** Exercise brief **
Type the records out again in full, exactly.
======== Source records
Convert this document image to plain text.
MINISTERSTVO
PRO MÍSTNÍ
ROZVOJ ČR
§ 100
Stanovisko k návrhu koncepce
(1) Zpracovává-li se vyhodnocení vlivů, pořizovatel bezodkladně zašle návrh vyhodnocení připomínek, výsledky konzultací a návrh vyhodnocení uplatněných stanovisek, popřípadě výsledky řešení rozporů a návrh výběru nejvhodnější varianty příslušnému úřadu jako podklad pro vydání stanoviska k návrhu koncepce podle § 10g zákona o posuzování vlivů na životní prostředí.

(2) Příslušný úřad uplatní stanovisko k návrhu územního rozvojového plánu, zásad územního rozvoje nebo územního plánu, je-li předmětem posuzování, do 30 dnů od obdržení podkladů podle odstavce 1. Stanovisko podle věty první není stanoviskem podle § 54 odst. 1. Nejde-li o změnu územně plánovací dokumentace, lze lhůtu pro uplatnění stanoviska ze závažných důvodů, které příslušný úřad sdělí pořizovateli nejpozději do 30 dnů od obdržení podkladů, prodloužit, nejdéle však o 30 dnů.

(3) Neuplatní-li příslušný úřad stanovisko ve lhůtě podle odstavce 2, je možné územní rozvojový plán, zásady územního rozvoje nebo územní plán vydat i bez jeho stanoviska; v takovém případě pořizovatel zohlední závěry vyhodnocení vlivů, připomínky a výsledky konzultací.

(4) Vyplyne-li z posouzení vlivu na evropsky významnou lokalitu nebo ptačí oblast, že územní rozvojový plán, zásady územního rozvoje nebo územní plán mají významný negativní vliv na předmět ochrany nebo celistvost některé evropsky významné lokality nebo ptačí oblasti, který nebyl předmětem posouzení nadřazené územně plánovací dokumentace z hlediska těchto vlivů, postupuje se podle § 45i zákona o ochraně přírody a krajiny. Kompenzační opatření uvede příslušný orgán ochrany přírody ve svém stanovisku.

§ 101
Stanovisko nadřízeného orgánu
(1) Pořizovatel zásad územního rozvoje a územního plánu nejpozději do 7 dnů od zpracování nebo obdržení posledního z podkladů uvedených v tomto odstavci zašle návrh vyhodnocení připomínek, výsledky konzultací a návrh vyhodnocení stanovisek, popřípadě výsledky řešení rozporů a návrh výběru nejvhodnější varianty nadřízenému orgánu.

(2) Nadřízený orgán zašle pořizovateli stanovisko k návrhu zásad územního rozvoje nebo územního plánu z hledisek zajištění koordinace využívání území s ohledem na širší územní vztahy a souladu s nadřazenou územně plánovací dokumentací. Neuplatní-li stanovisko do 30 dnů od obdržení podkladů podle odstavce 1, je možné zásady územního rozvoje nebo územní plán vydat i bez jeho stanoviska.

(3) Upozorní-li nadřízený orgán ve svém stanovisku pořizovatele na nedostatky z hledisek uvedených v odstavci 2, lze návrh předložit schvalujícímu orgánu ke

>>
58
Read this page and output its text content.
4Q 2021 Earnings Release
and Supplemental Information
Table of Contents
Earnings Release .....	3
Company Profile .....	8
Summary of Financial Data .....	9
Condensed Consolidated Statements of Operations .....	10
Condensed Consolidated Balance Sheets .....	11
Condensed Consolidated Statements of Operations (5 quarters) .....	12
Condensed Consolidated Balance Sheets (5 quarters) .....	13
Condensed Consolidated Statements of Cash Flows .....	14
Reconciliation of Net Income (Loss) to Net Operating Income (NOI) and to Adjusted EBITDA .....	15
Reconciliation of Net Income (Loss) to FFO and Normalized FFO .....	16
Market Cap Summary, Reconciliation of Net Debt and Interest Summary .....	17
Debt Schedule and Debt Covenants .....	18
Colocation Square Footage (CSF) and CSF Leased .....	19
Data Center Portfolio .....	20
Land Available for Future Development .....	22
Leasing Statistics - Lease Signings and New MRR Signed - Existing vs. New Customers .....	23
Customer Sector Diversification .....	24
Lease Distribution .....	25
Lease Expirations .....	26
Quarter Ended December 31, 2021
================
** Full response **
Convert this document image to plain text.
MINISTERSTVO
PRO MÍSTNÍ
ROZVOJ ČR
§ 100
Stanovisko k návrhu koncepce
(1) Zpracovává-li se vyhodnocení vlivů, pořizovatel bezodkladně zašle návrh vyhodnocení připomínek, výsledky konzultací a návrh vyhodnocení uplatněných stanovisek, popřípadě výsledky řešení rozporů a návrh výběru nejvhodnější varianty příslušnému úřadu jako podklad pro vydání stanoviska k návrhu koncepce podle § 10g zákona o posuzování vlivů na životní prostředí.

(2) Příslušný úřad uplatní stanovisko k návrhu územního rozvojového plánu, zásad územního rozvoje nebo územního plánu, je-li předmětem posuzování, do 30 dnů od obdržení podkladů podle odstavce 1. Stanovisko podle věty první není stanoviskem podle § 54 odst. 1. Nejde-li o změnu územně plánovací dokumentace, lze lhůtu pro uplatnění stanoviska ze závažných důvodů, které příslušný úřad sdělí pořizovateli nejpozději do 30 dnů od obdržení podkladů, prodloužit, nejdéle však o 30 dnů.

(3) Neuplatní-li příslušný úřad stanovisko ve lhůtě podle odstavce 2, je možné územní rozvojový plán, zásady územního rozvoje nebo územní plán vydat i bez jeho stanoviska; v takovém případě pořizovatel zohlední závěry vyhodnocení vlivů, připomínky a výsledky konzultací.

(4) Vyplyne-li z posouzení vlivu na evropsky významnou lokalitu nebo ptačí oblast, že územní rozvojový plán, zásady územního rozvoje nebo územní plán mají významný negativní vliv na předmět ochrany nebo celistvost některé evropsky významné lokality nebo ptačí oblasti, který nebyl předmětem posouzení nadřazené územně plánovací dokumentace z hlediska těchto vlivů, postupuje se podle § 45i zákona o ochraně přírody a krajiny. Kompenzační opatření uvede příslušný orgán ochrany přírody ve svém stanovisku.

§ 101
Stanovisko nadřízeného orgánu
(1) Pořizovatel zásad územního rozvoje a územního plánu nejpozději do 7 dnů od zpracování nebo obdržení posledního z podkladů uvedených v tomto odstavci zašle návrh vyhodnocení připomínek, výsledky konzultací a návrh vyhodnocení stanovisek, popřípadě výsledky řešení rozporů a návrh výběru nejvhodnější varianty nadřízenému orgánu.

(2) Nadřízený orgán zašle pořizovateli stanovisko k návrhu zásad územního rozvoje nebo územního plánu z hledisek zajištění koordinace využívání území s ohledem na širší územní vztahy a souladu s nadřazenou územně plánovací dokumentací. Neuplatní-li stanovisko do 30 dnů od obdržení podkladů podle odstavce 1, je možné zásady územního rozvoje nebo územní plán vydat i bez jeho stanoviska.

(3) Upozorní-li nadřízený orgán ve svém stanovisku pořizovatele na nedostatky z hledisek uvedených v odstavci 2, lze návrh předložit schvalujícímu orgánu ke

>>
58
Read this page and output its text content.
4Q 2021 Earnings Release
and Supplemental Information
Table of Contents
Earnings Release .....	3
Company Profile .....	8
Summary of Financial Data .....	9
Condensed Consolidated Statements of Operations .....	10
Condensed Consolidated Balance Sheets .....	11
Condensed Consolidated Statements of Operations (5 quarters) .....	12
Condensed Consolidated Balance Sheets (5 quarters) .....	13
Condensed Consolidated Statements of Cash Flows .....	14
Reconciliation of Net Income (Loss) to Net Operating Income (NOI) and to Adjusted EBITDA .....	15
Reconciliation of Net Income (Loss) to FFO and Normalized FFO .....	16
Market Cap Summary, Reconciliation of Net Debt and Interest Summary .....	17
Debt Schedule and Debt Covenants .....	18
Colocation Square Footage (CSF) and CSF Leased .....	19
Data Center Portfolio .....	20
Land Available for Future Development .....	22
Leasing Statistics - Lease Signings and New MRR Signed - Existing vs. New Customers .....	23
Customer Sector Diversification .....	24
Lease Distribution .....	25
Lease Expirations .....	26
Quarter Ended December 31, 2021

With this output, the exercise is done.